▸ **To do**: Restate all of the data exactly.

┄┄┄┄┄┄┄┄┄┄┄┄┄┄┄┄┄┄┄┄

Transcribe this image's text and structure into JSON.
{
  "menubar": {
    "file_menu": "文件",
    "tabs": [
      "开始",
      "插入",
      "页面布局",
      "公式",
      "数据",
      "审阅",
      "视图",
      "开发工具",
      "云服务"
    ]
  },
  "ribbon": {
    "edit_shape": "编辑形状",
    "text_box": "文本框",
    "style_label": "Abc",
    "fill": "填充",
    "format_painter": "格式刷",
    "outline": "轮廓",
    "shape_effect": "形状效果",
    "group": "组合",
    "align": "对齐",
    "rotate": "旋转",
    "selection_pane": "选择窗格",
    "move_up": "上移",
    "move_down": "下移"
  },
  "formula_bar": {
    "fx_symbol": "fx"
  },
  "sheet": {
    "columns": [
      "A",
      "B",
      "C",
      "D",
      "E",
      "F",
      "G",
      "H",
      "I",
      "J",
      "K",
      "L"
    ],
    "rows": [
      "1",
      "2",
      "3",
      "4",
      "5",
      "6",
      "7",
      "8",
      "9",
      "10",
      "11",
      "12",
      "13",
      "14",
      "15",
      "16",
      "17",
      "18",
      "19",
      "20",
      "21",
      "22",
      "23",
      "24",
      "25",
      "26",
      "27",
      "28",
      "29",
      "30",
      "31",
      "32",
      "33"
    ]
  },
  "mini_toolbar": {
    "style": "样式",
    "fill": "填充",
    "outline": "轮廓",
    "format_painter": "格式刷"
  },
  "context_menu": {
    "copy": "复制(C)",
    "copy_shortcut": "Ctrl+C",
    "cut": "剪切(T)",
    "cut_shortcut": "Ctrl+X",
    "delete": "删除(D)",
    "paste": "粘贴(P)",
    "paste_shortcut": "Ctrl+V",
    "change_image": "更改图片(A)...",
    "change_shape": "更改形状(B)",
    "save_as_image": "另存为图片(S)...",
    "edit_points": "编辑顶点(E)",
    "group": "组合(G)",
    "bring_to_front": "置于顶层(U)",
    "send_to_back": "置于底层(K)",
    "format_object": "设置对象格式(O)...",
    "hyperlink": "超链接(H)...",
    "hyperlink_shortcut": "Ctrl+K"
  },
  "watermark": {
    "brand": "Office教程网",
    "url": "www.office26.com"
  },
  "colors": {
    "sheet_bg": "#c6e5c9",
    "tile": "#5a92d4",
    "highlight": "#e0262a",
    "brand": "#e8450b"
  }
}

┄┄┄┄┄┄┄┄┄┄┄┄┄┄┄┄┄┄┄┄

▸ **Response below**:
Transcribe this image's text and structure into JSON.
{
  "menubar": {
    "file_menu": "文件",
    "tabs": [
      "开始",
      "插入",
      "页面布局",
      "公式",
      "数据",
      "审阅",
      "视图",
      "开发工具",
      "云服务"
    ]
  },
  "ribbon": {
    "edit_shape": "编辑形状",
    "text_box": "文本框",
    "style_label": "Abc",
    "fill": "填充",
    "format_painter": "格式刷",
    "outline": "轮廓",
    "shape_effect": "形状效果",
    "group": "组合",
    "align": "对齐",
    "rotate": "旋转",
    "selection_pane": "选择窗格",
    "move_up": "上移",
    "move_down": "下移"
  },
  "formula_bar": {
    "fx_symbol": "fx"
  },
  "sheet": {
    "columns": [
      "A",
      "B",
      "C",
      "D",
      "E",
      "F",
      "G",
      "H",
      "I",
      "J",
      "K",
      "L"
    ],
    "rows": [
      "1",
      "2",
      "3",
      "4",
      "5",
      "6",
      "7",
      "8",
      "9",
      "10",
      "11",
      "12",
      "13",
      "14",
      "15",
      "16",
      "17",
      "18",
      "19",
      "20",
      "21",
      "22",
      "23",
      "24",
      "25",
      "26",
      "27",
      "28",
      "29",
      "30",
      "31",
      "32",
      "33"
    ]
  },
  "mini_toolbar": {
    "style": "样式",
    "fill": "填充",
    "outline": "轮廓",
    "format_painter": "格式刷"
  },
  "context_menu": {
    "copy": "复制(C)",
    "copy_shortcut": "Ctrl+C",
    "cut": "剪切(T)",
    "cut_shortcut": "Ctrl+X",
    "delete": "删除(D)",
    "paste": "粘贴(P)",
    "paste_shortcut": "Ctrl+V",
    "change_image": "更改图片(A)...",
    "change_shape": "更改形状(B)",
    "save_as_image": "另存为图片(S)...",
    "edit_points": "编辑顶点(E)",
    "group": "组合(G)",
    "bring_to_front": "置于顶层(U)",
    "send_to_back": "置于底层(K)",
    "format_object": "设置对象格式(O)...",
    "hyperlink": "超链接(H)...",
    "hyperlink_shortcut": "Ctrl+K"
  },
  "watermark": {
    "brand": "Office教程网",
    "url": "www.office26.com"
  },
  "colors": {
    "sheet_bg": "#c6e5c9",
    "tile": "#5a92d4",
    "highlight": "#e0262a",
    "brand": "#e8450b"
  }
}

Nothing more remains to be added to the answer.